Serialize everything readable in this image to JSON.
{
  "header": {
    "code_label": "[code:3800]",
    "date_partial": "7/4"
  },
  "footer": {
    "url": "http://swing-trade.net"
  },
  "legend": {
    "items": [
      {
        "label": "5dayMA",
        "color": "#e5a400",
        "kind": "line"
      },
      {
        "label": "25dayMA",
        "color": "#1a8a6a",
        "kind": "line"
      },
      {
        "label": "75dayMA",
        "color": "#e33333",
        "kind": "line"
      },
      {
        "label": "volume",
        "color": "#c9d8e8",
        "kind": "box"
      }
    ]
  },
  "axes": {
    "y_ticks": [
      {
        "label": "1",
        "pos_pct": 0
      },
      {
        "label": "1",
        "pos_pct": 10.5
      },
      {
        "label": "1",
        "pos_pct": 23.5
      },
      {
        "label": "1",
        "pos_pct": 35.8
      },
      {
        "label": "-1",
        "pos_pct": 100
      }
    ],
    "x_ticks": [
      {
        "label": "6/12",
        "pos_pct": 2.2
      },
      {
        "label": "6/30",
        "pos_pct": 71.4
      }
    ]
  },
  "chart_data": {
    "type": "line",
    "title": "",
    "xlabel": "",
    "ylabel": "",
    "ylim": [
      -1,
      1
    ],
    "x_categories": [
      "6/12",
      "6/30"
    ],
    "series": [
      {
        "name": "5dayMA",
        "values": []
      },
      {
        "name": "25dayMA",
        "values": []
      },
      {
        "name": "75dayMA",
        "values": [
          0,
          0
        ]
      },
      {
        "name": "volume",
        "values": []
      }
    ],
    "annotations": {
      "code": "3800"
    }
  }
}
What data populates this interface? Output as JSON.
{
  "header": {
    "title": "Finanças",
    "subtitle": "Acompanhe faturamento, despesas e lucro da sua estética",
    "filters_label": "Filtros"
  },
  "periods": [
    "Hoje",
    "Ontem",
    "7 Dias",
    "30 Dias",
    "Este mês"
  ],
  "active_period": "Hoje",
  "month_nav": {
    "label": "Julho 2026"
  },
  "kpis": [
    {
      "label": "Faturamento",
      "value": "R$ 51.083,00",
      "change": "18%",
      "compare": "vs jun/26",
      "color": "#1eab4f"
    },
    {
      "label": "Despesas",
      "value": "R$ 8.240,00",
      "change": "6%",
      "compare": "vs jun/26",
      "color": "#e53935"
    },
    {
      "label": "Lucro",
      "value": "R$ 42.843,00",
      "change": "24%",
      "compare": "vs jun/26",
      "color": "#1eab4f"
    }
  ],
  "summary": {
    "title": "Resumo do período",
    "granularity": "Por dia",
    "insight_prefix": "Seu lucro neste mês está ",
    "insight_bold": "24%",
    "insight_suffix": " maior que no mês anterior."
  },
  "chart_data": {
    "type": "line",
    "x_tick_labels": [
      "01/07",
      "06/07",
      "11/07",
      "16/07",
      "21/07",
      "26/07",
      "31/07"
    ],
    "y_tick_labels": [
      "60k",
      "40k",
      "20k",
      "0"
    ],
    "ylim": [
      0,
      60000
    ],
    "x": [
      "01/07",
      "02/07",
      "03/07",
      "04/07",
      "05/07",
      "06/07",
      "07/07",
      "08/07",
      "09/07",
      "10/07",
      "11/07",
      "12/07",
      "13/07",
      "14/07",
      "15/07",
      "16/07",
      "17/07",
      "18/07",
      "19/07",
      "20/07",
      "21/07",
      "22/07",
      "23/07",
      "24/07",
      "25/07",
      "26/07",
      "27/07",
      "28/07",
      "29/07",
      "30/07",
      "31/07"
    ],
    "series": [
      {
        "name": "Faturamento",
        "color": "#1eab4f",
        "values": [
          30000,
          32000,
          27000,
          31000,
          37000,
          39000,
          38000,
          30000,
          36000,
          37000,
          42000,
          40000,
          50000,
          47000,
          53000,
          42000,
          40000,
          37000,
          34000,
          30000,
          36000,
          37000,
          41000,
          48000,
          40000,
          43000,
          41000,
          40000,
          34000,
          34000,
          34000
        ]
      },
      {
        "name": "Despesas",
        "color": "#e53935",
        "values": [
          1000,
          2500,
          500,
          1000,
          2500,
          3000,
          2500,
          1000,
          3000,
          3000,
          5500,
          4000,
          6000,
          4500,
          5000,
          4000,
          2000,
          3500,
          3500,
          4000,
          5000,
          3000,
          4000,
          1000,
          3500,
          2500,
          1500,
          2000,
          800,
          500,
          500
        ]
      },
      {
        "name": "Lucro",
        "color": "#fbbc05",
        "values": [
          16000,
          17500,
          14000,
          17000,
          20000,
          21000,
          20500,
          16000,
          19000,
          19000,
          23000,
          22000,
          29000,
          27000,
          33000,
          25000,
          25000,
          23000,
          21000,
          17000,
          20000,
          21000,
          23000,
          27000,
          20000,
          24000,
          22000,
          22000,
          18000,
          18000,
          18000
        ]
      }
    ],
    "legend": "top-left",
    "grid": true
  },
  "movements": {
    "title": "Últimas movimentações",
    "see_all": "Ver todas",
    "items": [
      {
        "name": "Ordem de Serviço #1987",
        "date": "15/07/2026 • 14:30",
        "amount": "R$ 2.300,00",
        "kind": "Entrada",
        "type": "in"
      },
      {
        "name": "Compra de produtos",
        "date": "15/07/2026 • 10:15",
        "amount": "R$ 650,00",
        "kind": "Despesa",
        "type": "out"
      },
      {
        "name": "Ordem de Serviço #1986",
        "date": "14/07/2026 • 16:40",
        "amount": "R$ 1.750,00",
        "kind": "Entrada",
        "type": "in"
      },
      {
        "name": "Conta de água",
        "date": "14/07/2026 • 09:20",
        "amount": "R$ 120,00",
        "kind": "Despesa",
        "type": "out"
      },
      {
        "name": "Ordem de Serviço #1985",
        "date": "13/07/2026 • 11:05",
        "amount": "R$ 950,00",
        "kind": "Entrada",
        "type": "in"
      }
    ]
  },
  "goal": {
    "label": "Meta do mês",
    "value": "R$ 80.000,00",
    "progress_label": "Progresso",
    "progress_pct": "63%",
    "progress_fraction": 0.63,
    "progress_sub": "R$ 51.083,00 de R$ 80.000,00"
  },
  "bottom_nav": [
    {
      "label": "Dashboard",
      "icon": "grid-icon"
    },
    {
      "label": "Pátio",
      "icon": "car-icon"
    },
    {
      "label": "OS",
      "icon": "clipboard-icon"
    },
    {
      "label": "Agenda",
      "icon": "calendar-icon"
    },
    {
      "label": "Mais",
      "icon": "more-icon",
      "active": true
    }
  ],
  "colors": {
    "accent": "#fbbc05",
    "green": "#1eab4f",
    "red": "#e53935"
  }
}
________
**The exercise:** Pull out each line of the records holding the string "Ordem".

**Exercise solution:**
        "name": "Ordem de Serviço #1987",
        "name": "Ordem de Serviço #1986",
        "name": "Ordem de Serviço #1985",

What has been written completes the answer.